- Exercise description: Output solely the number of lines containing the string "verkochte".

- Records shown:
============================================================

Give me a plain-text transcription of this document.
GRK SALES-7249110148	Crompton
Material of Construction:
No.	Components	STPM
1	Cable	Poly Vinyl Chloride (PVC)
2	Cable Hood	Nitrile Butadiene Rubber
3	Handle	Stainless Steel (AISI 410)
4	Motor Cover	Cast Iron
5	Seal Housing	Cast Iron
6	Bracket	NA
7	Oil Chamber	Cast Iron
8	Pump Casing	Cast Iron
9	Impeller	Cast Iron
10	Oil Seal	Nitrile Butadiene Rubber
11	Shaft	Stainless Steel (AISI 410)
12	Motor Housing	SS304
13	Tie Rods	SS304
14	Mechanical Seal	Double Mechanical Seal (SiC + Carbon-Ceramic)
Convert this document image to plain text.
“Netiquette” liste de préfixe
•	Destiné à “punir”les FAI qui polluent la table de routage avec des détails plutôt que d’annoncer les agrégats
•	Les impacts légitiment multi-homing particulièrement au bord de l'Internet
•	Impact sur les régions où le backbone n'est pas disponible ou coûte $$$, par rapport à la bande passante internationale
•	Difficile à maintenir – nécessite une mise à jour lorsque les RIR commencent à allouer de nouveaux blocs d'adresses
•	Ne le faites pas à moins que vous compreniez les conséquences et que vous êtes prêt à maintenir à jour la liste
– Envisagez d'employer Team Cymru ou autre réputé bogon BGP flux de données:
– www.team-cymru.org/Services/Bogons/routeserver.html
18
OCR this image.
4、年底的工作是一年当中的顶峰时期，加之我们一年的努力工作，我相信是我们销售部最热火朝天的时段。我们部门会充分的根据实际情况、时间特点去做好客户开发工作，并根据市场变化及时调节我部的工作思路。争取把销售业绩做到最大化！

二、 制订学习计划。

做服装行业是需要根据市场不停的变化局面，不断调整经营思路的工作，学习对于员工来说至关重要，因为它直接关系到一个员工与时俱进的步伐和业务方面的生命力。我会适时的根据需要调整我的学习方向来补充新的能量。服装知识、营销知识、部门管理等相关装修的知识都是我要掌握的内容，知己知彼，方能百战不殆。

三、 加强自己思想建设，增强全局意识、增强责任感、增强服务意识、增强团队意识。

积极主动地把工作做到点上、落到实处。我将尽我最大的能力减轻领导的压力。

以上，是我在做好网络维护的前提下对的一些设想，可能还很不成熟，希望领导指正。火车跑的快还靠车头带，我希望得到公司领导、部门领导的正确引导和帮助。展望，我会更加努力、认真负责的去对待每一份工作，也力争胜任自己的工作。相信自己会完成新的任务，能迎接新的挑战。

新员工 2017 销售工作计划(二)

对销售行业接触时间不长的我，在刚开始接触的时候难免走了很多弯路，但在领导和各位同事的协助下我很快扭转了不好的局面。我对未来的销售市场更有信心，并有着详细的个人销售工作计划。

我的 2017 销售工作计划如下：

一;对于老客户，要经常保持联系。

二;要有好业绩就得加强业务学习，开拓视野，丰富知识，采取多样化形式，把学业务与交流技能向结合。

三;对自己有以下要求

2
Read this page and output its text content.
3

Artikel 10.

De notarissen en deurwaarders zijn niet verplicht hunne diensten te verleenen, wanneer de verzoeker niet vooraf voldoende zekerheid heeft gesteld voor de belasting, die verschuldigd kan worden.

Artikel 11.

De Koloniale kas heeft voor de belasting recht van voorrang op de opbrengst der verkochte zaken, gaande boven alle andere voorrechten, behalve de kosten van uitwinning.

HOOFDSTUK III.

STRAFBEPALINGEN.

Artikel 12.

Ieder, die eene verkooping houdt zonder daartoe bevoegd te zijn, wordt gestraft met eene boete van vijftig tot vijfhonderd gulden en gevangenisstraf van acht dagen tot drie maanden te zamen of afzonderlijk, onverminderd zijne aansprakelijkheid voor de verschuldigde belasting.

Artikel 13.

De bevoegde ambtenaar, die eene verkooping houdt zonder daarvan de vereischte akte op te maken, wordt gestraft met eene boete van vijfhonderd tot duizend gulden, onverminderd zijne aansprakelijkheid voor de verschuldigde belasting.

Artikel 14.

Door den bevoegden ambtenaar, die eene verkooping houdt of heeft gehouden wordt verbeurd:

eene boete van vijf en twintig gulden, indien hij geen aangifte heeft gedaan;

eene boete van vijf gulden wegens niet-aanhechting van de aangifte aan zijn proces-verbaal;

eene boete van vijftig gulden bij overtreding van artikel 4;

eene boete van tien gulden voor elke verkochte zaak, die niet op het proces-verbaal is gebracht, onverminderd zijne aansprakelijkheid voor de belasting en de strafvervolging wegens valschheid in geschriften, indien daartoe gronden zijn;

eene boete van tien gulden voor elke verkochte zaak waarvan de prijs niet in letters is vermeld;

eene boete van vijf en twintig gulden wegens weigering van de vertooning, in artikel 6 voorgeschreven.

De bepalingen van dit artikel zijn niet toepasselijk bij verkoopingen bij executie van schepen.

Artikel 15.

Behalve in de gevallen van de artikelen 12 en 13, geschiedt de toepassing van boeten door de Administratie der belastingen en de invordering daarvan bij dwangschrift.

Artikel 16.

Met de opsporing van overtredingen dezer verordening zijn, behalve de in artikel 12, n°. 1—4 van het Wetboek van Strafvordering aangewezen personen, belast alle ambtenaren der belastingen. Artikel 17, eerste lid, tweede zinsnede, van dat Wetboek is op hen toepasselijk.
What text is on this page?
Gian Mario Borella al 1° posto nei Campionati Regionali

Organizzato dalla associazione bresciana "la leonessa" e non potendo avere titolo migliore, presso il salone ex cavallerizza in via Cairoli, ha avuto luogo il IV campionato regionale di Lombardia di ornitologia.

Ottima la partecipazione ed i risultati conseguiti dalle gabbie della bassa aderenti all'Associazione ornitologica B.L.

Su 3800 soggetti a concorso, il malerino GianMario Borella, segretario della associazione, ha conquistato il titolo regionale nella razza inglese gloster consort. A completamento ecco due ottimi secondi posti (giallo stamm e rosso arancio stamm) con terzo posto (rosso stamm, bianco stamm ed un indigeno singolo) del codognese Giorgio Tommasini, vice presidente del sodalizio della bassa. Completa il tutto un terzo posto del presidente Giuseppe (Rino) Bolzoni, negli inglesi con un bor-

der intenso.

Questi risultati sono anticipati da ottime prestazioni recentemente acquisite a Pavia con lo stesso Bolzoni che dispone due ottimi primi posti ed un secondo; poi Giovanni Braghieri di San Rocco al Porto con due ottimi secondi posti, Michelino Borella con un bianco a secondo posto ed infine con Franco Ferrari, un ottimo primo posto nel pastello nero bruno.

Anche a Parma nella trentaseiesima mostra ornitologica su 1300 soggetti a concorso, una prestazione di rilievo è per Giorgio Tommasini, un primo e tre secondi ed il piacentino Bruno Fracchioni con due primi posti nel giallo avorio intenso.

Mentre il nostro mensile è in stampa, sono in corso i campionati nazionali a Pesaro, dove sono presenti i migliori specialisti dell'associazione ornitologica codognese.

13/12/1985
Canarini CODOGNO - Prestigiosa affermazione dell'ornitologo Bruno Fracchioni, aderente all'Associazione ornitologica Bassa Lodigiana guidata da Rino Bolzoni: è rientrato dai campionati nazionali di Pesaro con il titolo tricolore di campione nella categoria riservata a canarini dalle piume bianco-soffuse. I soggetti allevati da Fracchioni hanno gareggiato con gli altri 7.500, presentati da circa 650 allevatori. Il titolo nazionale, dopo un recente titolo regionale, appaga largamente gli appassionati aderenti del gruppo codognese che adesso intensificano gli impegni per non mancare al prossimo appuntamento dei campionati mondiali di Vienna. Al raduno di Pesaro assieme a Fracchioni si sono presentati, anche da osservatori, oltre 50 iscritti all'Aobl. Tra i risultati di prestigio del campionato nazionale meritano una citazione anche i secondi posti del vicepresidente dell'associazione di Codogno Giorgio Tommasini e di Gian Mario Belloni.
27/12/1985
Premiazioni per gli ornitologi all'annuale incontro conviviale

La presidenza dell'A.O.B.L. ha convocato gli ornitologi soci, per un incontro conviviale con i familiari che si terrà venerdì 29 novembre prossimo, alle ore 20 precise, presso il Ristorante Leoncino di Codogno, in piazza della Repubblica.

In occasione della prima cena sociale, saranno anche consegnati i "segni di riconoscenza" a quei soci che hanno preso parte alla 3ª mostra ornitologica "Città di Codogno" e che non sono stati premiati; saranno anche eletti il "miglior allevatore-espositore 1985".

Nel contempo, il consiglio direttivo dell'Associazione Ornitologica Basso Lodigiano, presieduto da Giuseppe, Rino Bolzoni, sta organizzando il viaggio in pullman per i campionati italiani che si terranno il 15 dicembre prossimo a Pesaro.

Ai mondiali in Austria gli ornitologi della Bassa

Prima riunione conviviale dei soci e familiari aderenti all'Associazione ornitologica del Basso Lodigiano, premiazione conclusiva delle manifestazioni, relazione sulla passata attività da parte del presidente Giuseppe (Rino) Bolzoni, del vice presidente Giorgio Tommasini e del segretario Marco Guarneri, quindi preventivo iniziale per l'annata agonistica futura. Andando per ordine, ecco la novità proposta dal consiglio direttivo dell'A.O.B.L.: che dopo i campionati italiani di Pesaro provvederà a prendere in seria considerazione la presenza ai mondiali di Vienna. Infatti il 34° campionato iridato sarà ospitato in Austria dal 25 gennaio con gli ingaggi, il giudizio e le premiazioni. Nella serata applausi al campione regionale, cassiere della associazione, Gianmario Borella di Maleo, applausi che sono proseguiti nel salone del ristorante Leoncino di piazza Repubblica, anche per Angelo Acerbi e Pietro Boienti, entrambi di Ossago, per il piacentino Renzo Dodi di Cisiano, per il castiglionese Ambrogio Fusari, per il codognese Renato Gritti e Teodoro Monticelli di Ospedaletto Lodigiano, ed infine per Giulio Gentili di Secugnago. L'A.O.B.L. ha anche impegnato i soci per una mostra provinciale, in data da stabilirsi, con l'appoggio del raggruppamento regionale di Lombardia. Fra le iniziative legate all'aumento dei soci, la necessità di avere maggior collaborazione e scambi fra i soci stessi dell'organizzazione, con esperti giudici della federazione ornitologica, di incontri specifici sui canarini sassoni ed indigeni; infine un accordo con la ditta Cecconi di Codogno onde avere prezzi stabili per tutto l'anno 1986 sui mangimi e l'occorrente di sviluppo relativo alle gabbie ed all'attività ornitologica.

============================================================

- Correct result: 3